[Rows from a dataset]
◇ ◇ ◇ ◇ ◇

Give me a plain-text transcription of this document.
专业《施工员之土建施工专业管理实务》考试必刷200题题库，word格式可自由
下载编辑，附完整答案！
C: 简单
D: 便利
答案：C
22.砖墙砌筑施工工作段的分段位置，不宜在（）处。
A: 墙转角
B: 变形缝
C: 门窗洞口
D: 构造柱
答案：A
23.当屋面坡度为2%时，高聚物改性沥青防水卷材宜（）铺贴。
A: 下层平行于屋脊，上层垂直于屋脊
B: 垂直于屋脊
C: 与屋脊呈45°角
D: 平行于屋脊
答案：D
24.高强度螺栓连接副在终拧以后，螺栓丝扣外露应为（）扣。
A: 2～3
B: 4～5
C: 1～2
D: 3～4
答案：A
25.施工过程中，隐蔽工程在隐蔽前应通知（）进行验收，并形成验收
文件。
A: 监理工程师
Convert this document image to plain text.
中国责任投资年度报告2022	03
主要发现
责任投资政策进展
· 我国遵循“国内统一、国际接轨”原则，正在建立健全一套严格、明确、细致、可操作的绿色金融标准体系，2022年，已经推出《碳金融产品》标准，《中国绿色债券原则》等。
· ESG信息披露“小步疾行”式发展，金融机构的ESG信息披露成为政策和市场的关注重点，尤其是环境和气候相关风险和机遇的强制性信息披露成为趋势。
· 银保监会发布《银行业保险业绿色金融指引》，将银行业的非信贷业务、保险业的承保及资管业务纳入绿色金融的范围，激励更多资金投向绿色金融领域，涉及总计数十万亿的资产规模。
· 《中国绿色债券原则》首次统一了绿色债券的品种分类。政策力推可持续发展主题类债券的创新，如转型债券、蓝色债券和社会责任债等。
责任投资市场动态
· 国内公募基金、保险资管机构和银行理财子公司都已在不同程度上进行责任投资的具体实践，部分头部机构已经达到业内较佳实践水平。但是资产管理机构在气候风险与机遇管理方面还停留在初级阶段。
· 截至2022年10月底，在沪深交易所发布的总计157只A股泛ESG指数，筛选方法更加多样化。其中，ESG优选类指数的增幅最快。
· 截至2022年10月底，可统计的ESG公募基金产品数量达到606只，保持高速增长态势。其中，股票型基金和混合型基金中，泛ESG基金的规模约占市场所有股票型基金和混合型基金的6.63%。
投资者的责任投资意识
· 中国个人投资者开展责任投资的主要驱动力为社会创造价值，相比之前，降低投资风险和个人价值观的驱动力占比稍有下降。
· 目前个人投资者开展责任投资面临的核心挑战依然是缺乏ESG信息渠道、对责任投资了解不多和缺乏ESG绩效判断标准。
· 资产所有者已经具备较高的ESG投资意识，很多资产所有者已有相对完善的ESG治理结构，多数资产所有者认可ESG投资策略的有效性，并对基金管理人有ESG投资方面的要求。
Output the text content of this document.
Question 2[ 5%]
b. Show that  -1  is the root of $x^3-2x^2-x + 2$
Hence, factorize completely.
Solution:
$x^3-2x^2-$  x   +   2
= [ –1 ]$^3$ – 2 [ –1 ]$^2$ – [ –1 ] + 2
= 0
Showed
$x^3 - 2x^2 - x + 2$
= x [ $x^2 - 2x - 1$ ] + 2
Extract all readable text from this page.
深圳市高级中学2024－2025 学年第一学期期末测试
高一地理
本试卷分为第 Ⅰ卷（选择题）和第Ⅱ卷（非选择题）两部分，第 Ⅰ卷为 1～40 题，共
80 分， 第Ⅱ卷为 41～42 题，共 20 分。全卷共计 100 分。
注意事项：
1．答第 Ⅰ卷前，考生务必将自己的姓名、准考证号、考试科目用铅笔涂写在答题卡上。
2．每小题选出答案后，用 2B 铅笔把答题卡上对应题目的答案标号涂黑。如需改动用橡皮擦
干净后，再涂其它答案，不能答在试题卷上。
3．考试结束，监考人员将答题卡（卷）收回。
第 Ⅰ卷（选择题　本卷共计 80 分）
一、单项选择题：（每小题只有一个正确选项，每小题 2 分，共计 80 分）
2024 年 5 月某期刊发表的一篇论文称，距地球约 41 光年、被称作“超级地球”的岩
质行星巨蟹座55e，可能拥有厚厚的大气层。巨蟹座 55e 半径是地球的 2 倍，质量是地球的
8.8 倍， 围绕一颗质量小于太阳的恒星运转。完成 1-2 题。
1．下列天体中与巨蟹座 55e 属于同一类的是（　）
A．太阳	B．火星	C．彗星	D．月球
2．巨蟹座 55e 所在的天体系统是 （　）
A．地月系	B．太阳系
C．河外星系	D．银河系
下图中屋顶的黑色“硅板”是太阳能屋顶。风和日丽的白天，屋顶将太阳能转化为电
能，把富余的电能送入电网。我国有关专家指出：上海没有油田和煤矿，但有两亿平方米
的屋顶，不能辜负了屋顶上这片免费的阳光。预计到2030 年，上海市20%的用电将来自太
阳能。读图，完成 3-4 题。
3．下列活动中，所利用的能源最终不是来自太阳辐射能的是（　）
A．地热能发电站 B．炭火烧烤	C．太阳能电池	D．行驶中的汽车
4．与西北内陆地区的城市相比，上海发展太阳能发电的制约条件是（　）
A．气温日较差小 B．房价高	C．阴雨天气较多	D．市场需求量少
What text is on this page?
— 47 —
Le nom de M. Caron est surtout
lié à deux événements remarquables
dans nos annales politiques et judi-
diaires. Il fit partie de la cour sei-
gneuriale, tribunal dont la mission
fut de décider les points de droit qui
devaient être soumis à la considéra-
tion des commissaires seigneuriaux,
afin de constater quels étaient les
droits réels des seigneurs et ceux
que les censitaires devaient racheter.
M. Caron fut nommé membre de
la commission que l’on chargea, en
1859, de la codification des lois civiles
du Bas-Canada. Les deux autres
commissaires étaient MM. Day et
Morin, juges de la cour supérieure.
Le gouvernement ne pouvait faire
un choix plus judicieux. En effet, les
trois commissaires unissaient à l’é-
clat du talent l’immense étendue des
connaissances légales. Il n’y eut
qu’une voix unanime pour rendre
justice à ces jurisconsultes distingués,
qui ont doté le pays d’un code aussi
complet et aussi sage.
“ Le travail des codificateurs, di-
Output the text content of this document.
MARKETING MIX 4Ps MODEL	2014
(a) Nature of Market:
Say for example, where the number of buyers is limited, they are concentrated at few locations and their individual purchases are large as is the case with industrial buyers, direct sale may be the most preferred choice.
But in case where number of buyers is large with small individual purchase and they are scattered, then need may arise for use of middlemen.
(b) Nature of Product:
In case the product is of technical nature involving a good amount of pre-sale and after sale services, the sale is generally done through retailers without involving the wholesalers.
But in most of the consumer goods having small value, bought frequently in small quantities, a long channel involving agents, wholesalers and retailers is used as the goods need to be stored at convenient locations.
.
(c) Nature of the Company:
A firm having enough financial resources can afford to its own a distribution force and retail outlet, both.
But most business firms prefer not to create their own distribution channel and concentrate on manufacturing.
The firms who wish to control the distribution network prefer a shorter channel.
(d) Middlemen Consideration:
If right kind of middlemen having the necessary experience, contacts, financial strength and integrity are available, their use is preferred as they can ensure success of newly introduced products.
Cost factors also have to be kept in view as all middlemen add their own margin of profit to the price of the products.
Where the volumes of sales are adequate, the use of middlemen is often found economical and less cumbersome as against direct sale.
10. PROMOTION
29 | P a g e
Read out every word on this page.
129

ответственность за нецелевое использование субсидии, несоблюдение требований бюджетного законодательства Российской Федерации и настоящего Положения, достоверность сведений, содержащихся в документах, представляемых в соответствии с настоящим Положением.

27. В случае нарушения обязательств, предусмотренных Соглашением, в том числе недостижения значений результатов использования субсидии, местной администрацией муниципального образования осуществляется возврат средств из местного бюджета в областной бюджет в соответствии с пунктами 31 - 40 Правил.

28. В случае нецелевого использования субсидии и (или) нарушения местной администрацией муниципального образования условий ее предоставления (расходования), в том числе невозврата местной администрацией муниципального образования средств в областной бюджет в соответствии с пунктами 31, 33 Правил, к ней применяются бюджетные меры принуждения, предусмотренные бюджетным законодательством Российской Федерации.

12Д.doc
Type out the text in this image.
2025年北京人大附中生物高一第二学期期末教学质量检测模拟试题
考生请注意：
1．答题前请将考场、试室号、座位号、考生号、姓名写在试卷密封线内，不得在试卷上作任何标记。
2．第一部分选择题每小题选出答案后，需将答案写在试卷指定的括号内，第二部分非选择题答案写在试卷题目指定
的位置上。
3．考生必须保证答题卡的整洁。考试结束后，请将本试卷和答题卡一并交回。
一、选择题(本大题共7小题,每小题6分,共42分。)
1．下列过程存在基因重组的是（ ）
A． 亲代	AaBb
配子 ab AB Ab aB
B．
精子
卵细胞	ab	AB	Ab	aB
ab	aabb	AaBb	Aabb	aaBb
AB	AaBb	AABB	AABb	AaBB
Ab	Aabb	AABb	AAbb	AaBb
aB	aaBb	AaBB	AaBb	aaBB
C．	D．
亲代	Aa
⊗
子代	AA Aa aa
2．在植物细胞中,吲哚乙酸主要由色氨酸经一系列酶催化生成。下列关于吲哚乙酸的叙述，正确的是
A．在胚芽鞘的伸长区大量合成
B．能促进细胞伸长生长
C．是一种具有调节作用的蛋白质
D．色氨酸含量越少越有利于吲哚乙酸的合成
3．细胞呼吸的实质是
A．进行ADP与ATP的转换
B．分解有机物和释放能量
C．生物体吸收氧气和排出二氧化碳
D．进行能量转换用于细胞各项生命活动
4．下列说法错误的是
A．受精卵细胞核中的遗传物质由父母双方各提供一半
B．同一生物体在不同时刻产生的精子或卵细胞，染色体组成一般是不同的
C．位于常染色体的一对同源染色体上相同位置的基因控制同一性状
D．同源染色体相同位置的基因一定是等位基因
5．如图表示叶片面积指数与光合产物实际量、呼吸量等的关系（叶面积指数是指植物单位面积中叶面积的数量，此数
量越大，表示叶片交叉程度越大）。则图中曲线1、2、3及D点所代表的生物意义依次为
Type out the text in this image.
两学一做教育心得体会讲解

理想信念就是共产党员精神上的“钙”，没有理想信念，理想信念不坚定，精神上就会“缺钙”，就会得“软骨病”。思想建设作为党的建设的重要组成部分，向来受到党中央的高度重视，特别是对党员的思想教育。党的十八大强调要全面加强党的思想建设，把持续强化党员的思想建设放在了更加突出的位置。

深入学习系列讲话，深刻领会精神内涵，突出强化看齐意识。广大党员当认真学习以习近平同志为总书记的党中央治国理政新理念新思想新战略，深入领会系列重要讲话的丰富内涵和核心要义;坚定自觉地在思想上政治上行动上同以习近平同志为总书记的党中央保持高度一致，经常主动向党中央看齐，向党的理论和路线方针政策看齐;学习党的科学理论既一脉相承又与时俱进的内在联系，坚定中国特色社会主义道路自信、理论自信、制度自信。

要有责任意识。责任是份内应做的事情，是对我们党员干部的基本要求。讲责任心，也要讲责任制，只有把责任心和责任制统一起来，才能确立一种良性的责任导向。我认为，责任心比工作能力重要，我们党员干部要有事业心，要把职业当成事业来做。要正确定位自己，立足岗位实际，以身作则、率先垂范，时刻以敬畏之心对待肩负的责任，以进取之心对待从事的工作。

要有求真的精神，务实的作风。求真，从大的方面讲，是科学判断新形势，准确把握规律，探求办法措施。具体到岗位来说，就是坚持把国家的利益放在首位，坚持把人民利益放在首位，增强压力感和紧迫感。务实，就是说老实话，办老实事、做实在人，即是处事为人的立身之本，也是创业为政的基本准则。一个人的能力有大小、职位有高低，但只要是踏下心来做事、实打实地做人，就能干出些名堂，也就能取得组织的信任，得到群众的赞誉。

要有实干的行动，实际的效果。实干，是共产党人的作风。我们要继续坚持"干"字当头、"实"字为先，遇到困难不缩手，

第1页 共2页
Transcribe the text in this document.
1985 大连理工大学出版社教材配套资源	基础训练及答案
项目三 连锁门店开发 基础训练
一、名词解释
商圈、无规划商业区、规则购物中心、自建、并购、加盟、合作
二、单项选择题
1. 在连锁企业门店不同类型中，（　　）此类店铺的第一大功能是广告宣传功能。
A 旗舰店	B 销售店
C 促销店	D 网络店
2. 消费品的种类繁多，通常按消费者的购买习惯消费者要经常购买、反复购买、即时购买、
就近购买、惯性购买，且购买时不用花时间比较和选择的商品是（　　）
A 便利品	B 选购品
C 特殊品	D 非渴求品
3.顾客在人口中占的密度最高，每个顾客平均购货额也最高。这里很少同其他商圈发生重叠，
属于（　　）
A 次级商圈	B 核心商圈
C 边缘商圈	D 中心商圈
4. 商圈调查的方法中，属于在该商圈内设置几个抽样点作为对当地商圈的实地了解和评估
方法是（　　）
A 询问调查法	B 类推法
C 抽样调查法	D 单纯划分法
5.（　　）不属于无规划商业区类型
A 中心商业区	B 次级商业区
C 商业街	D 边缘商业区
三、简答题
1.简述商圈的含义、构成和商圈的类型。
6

◇ ◇ ◇ ◇ ◇

*EXERCISE DETAILS:* Within the material above, find the lines that contain the word "plain"; copy them.

*SOLVED EXERCISE:*
Give me a plain-text transcription of this document.
Convert this document image to plain text.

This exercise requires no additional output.